**Work to be completed**
Could you write out each of the records below exactly?

**Information given**
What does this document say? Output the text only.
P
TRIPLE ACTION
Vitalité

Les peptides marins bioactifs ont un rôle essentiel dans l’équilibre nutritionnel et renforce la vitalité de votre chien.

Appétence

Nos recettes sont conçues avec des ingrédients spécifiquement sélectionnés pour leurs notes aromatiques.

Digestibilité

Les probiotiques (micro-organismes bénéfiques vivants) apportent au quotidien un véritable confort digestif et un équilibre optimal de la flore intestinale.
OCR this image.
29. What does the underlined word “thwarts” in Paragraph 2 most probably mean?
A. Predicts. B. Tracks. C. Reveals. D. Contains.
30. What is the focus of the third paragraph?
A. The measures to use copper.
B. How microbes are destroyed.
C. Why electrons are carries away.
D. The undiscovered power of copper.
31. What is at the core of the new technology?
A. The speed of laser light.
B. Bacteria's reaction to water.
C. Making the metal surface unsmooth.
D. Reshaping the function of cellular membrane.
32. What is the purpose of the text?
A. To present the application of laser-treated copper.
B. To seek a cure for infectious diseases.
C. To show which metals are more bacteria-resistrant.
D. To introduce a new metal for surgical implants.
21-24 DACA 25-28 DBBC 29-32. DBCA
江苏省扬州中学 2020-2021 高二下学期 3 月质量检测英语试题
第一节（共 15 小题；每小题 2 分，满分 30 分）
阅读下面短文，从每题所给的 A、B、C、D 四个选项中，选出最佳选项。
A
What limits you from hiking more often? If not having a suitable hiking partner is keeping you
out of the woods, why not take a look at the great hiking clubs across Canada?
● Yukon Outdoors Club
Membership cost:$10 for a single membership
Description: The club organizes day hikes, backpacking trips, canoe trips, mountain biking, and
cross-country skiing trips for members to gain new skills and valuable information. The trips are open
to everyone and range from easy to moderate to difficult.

**Exercise solution**
What does this document say? Output the text only.
P
TRIPLE ACTION
Vitalité

Les peptides marins bioactifs ont un rôle essentiel dans l’équilibre nutritionnel et renforce la vitalité de votre chien.

Appétence

Nos recettes sont conçues avec des ingrédients spécifiquement sélectionnés pour leurs notes aromatiques.

Digestibilité

Les probiotiques (micro-organismes bénéfiques vivants) apportent au quotidien un véritable confort digestif et un équilibre optimal de la flore intestinale.
OCR this image.
29. What does the underlined word “thwarts” in Paragraph 2 most probably mean?
A. Predicts. B. Tracks. C. Reveals. D. Contains.
30. What is the focus of the third paragraph?
A. The measures to use copper.
B. How microbes are destroyed.
C. Why electrons are carries away.
D. The undiscovered power of copper.
31. What is at the core of the new technology?
A. The speed of laser light.
B. Bacteria's reaction to water.
C. Making the metal surface unsmooth.
D. Reshaping the function of cellular membrane.
32. What is the purpose of the text?
A. To present the application of laser-treated copper.
B. To seek a cure for infectious diseases.
C. To show which metals are more bacteria-resistrant.
D. To introduce a new metal for surgical implants.
21-24 DACA 25-28 DBBC 29-32. DBCA
江苏省扬州中学 2020-2021 高二下学期 3 月质量检测英语试题
第一节（共 15 小题；每小题 2 分，满分 30 分）
阅读下面短文，从每题所给的 A、B、C、D 四个选项中，选出最佳选项。
A
What limits you from hiking more often? If not having a suitable hiking partner is keeping you
out of the woods, why not take a look at the great hiking clubs across Canada?
● Yukon Outdoors Club
Membership cost:$10 for a single membership
Description: The club organizes day hikes, backpacking trips, canoe trips, mountain biking, and
cross-country skiing trips for members to gain new skills and valuable information. The trips are open
to everyone and range from easy to moderate to difficult.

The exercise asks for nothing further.